- Consigne A: Recopiez mot pour mot le passage du texte sur la peur de vieillir qui commence par "A partir de" et se termine par "Plus ou moins.".
- Consigne B: Reprenez le texte sur la peur de vieillir et poursuivez-le à partir de sa dernière phrase.

- Extrait choisi:
□ □ □

Non, surtout si on a 8 ans.
A partir de quel âge avons-nous peur de vieillir ? D’avoir peur de la mort (sa propre mort et celle de ses proches) ? Est-ce lié à l’âge ou à des événements de la vie (les parents qui vieillissent, un bébé, une mort subite etc.) ?
Je me suis posé la question ce matin, non pas dans mes toilettes bleutées (un joli bleu turquoise, source d’espoir pour ceux qui poussent), mais en me levant, avec un terrible lumbago.
Quand j’étais malade, petit, j’avais le droit à la grippe, la rubéole, la pneumonie, enfin des maladies de gamin. Plus ou moins.
Mais le lumbago, damned, c’est vraiment un mal de vieux.
Bon sang, même moi je vais mourir un jour ? (si ami lecteur tu trouves ma réflexion prétentieuse, mets-toi à ma place : même moi/toi tu vas mourir. Franchement, cela ne te déprime pas ? Alors imagine quand c’est moi qui le dis…)

□ □ □

- Extrait des données:

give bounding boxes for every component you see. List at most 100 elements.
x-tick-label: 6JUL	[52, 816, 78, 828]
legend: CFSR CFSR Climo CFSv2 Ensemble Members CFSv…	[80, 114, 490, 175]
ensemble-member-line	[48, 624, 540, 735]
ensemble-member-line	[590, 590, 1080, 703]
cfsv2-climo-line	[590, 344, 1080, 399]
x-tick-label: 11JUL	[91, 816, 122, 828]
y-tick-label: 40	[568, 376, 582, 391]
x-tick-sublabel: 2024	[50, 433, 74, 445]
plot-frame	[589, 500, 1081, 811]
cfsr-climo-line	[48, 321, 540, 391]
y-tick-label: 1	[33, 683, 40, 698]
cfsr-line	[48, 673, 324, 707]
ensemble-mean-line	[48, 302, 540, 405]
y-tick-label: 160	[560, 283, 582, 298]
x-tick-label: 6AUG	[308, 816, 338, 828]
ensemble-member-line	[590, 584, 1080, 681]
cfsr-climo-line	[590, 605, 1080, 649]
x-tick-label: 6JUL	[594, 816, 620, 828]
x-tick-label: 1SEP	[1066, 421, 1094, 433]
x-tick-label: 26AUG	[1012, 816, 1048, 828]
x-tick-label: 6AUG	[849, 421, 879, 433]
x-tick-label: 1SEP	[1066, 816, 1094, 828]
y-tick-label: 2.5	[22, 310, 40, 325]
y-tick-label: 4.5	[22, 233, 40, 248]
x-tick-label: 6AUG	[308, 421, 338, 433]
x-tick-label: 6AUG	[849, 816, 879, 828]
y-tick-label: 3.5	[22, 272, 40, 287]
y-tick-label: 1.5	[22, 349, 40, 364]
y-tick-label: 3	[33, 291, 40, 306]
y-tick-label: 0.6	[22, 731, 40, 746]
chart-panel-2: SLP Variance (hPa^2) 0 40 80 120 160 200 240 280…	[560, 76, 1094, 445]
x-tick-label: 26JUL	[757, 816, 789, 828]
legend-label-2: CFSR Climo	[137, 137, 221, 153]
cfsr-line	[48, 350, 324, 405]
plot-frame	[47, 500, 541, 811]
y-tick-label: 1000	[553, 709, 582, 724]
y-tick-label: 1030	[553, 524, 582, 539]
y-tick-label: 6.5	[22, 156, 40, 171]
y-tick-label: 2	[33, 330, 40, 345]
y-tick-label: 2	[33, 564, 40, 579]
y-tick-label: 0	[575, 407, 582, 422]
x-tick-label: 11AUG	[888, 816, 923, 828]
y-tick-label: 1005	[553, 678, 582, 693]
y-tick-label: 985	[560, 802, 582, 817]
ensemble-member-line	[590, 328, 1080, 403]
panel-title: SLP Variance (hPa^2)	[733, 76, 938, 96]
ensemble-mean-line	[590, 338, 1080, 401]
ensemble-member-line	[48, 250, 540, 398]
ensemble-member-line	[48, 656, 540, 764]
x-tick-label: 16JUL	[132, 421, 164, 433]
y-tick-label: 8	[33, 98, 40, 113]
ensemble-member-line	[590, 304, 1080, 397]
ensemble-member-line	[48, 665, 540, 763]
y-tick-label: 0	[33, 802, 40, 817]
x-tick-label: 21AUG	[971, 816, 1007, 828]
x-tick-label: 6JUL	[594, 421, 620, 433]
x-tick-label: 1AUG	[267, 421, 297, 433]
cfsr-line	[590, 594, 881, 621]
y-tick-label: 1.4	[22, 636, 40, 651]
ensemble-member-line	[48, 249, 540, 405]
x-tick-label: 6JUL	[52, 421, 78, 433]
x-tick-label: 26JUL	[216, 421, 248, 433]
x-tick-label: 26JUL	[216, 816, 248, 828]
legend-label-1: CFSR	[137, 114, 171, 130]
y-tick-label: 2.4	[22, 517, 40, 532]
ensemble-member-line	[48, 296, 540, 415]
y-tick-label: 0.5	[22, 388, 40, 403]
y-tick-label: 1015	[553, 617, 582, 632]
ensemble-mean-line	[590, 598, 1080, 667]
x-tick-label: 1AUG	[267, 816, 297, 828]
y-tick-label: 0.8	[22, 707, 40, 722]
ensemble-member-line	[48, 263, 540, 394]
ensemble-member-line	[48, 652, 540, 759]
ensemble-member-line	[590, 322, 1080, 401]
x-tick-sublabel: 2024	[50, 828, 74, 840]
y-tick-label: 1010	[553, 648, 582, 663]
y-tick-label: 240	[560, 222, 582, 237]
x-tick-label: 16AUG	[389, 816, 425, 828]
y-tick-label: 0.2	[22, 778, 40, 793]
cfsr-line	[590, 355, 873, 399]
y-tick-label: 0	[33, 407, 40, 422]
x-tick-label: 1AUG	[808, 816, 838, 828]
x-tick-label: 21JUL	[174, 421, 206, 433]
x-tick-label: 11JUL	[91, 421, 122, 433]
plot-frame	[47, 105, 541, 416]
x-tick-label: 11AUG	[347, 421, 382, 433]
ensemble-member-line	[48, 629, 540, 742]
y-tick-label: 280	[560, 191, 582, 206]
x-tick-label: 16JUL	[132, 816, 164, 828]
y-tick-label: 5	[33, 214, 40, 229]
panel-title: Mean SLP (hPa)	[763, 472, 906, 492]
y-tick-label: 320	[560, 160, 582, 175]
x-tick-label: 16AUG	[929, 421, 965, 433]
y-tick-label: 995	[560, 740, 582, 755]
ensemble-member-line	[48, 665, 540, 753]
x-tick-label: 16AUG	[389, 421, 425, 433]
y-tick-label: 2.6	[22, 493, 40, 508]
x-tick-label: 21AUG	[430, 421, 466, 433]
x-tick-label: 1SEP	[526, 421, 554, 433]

□ □ □

- Réponse A:
A partir de quel âge avons-nous peur de vieillir ? D’avoir peur de la mort (sa propre mort et celle de ses proches) ? Est-ce lié à l’âge ou à des événements de la vie (les parents qui vieillissent, un bébé, une mort subite etc.) ?
Je me suis posé la question ce matin, non pas dans mes toilettes bleutées (un joli bleu turquoise, source d’espoir pour ceux qui poussent), mais en me levant, avec un terrible lumbago.
Quand j’étais malade, petit, j’avais le droit à la grippe, la rubéole, la pneumonie, enfin des maladies de gamin. Plus ou moins.

- Réponse B:
C’est-à-dire que tout ce que j’aurai créé, conçu, réalisé sera laissé derrière moi. Ma famille, mes amis, tout ça, pffuit parti en fumée (notez que je fais super bien le bruit de la fumée). Et que restera-t-il de moi ? Mon blog ?
C’est Van Vogt qui avait suggéré que l’âme d’un homme était éternelle parce qu’une fois mort, elle se combinait aux éléments qui l’illustrent (photos, films…), puis aux souvenirs, puis aux évocations de son nom, puis ces étincelles d’âme éparpillées étaient “redistribuées” à de nouvelles créatures… Remarque, il est mort Van Vogt alors il a qu’à nous faire signe avec sa photo, merde.
Les enfants vous allez me dire ? Oui c’est sûr, les enfants et les petits-enfants, c’est notre continuité, nos gênes, notre sang, notre culture et éducation qui sont transmis. C’est aussi une façon de survivre. Mais bon, quand ton petit-fils chante dans la StarAc’ ou idolâtre Jack l’éventreur, on peut se poser la question fatale : “à quoi ça sert que Ducros, il se décarcasse ?”
Desproges, fan de la mort s’il en est, disait : “conseil pour rester belle : suicidez-vous à 39 ans et demi”.
Je vous laisse méditer sur cette sentence, je dois prendre mes médicaments.